# Years the Schwinn Deluxe American were made? 1961 to ??



## jason morton (Jul 12, 2015)

What year was the last year made? Where can i get more info on this specific Schwinn? Cuz schwinncruisers.com doesn't have to much on it!


----------



## dave the wave (Jul 12, 2015)

http://www.trfindley.com/flschwinn_1971_1980/index.html


----------



## GTs58 (Jul 12, 2015)

I believe the 65 models were the last. The Heavy-Duti took it's place for the 66 model year.


----------



## schwinnbikebobb (Jul 12, 2015)

GT is right 65 was the last year for Americans but 64 was the last year for the Deluxe Americans.  62 was the first year for the Deluxes.  What info are you looking for?


----------



## how (Jul 12, 2015)

here is my 63 Deluxe American,yea i know its not the right seat
but I like this seat better than the right one
yea the reflector is not the right one
but it is a real glass reflector


----------



## jason morton (Jul 13, 2015)

Hear is mine but she dont have the tank no more.. I am in the midst of breaking her down and cleaning every thing and derusting. Retuning and finding all missing to bring her back to her former glory or near that.lol


----------



## bobsbikes (Jul 14, 2015)

http://thecabe.com/vbulletin/attachment.php?attachmentid=201041&d=1425925606
heres my 64.i just added the 4 reflecter rack its from the classic sieres i dont like how it mounts
i might have to strighten the arms so it mounts to seat bolt i love the schwinn middle waights


----------



## Hobo Bill (Jul 15, 2015)

*61'*

Hey! Bob here's my 61....snagged new for 79.80.....


----------



## Jeff54 (Jul 15, 2015)

Here's my 62. Albeit the whole thing was house painted, including; sanded, rough up of the stainless steel fenders 'custom' head badge 'custom' seat cover and dopy tape, pin striping. almost NOT an American deluxe now. .


----------



## Tom Roberts (Apr 28, 2016)

schwinnbikebobb said:


> GT is right 65 was the last year for Americans but 64 was the last year for the Deluxe Americans.  62 was the first year for the Deluxes.  What info are you looking for?



I just bought the the American mfg 10-26-61


----------



## Tom Roberts (Apr 28, 2016)

schwinnbikebobb said:


> GT is right 65 was the last year for Americans but 64 was the last year for the Deluxe Americans.  62 was the first year for the Deluxes.  What info are you looking for?



I'm curious about one I just bought. Mfg 10/26/61. American with springs


----------



## GTs58 (Apr 28, 2016)

Tom Roberts said:


> View attachment 310564
> I'm curious about one I just bought. Mfg 10/26/61. American with springs




The springer fork was an option on many of the Schwinns that didn't have manual gears and caliper brakes. The springer was a $4.95 option for the 61 American.


----------



## Ridge Rider (May 3, 2016)

Here I here is my '64, I also had a nice '63 . Sold it at Iron Ranch. The '63 has a front light and no front rack. One nice thing about these models is that the tanks are painted white, not the bike color like the Mark V . So a  tank from a blue bike is interchangeable with  red bike , if you have a nice bike without a tank. I love these Slimline Schwinns!

DATASET RECORDS »
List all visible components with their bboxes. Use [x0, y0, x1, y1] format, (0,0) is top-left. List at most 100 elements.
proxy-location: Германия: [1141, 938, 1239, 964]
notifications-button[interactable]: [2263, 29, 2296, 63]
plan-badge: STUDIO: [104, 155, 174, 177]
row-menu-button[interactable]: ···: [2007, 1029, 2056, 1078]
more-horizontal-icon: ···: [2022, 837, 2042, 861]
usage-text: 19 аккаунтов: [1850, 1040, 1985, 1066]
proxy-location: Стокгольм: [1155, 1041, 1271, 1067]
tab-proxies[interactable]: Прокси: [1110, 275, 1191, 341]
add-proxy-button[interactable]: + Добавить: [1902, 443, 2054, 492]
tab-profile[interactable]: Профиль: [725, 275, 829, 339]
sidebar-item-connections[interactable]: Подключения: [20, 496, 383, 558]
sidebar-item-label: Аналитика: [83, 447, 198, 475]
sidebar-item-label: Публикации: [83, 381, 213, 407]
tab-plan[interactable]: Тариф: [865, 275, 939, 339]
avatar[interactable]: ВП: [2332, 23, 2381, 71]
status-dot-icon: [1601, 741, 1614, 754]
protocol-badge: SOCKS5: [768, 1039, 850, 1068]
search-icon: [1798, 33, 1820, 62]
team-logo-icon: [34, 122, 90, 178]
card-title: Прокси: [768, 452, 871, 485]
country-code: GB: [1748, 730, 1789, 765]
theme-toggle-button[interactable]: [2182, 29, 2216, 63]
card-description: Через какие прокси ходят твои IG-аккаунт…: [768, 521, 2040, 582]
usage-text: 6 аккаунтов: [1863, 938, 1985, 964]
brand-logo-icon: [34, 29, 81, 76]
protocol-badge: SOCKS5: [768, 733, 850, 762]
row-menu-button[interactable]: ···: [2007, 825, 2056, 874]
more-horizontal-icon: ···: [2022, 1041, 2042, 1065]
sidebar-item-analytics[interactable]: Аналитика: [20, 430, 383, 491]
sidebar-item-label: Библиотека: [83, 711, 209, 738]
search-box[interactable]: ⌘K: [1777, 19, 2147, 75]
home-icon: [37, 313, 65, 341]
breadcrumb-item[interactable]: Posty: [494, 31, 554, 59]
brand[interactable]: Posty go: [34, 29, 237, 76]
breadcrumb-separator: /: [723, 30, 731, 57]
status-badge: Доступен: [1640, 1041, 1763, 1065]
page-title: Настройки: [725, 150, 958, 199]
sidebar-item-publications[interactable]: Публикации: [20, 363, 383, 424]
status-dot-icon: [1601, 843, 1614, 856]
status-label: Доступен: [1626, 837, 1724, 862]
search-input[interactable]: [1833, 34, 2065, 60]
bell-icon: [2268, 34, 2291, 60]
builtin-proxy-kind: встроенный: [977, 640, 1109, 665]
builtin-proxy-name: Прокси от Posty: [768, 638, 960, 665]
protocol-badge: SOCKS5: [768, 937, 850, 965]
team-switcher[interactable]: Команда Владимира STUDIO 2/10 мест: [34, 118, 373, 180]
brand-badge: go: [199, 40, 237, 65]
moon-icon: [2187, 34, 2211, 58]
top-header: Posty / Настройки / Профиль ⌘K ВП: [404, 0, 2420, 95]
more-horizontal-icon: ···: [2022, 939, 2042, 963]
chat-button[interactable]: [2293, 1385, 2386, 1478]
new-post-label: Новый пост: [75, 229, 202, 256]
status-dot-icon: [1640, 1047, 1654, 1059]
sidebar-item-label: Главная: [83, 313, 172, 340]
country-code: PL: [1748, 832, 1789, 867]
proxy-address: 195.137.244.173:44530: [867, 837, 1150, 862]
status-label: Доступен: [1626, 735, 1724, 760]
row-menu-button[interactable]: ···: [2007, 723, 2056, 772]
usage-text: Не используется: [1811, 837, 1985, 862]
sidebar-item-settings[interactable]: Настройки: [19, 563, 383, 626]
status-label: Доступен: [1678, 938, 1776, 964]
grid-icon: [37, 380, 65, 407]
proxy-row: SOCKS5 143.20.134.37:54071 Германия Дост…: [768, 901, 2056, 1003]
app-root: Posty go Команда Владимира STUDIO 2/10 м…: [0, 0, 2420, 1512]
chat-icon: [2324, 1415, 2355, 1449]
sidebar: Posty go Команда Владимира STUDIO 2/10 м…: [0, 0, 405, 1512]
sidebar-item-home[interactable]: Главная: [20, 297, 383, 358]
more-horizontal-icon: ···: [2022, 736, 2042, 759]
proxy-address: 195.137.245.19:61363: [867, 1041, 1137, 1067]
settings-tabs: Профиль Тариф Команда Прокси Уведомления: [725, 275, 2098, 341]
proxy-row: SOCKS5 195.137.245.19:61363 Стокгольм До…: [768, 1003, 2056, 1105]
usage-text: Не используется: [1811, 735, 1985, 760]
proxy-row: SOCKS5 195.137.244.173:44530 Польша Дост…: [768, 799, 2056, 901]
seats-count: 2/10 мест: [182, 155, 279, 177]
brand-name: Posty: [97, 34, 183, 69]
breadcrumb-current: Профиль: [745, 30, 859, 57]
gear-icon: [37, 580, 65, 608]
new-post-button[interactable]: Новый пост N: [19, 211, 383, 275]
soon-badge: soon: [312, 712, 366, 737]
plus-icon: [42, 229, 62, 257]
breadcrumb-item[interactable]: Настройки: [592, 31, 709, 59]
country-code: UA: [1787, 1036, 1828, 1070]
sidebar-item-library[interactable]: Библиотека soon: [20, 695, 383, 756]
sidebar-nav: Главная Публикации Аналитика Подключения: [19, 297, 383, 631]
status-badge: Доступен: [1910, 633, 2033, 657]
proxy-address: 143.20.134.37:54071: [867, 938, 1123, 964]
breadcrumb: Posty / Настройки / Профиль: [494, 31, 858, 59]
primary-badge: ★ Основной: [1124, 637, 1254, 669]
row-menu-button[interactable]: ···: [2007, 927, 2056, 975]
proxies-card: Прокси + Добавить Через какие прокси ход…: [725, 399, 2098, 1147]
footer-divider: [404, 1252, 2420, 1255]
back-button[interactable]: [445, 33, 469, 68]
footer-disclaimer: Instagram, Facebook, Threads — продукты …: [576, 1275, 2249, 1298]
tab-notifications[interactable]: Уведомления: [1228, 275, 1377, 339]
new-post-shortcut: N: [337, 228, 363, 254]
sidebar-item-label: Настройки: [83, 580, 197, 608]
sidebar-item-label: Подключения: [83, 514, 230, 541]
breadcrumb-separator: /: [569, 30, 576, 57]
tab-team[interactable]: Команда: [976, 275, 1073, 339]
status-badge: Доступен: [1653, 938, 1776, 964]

JOBS »
A – From the Schwinn Deluxe American thread, transcribe the passage that begins at the words "Hear is mine" and stops after the words "(Jul 14, 2015)".
B – In the Schwinn Deluxe American thread, what was the price of the springer fork option on the 61 American?

ANSWERS TO THE EXERCISES »
A –
Hear is mine but she dont have the tank no more.. I am in the midst of breaking her down and cleaning every thing and derusting. Retuning and finding all missing to bring her back to her former glory or near that.lol


----------



## bobsbikes (Jul 14, 2015)

B – $4.95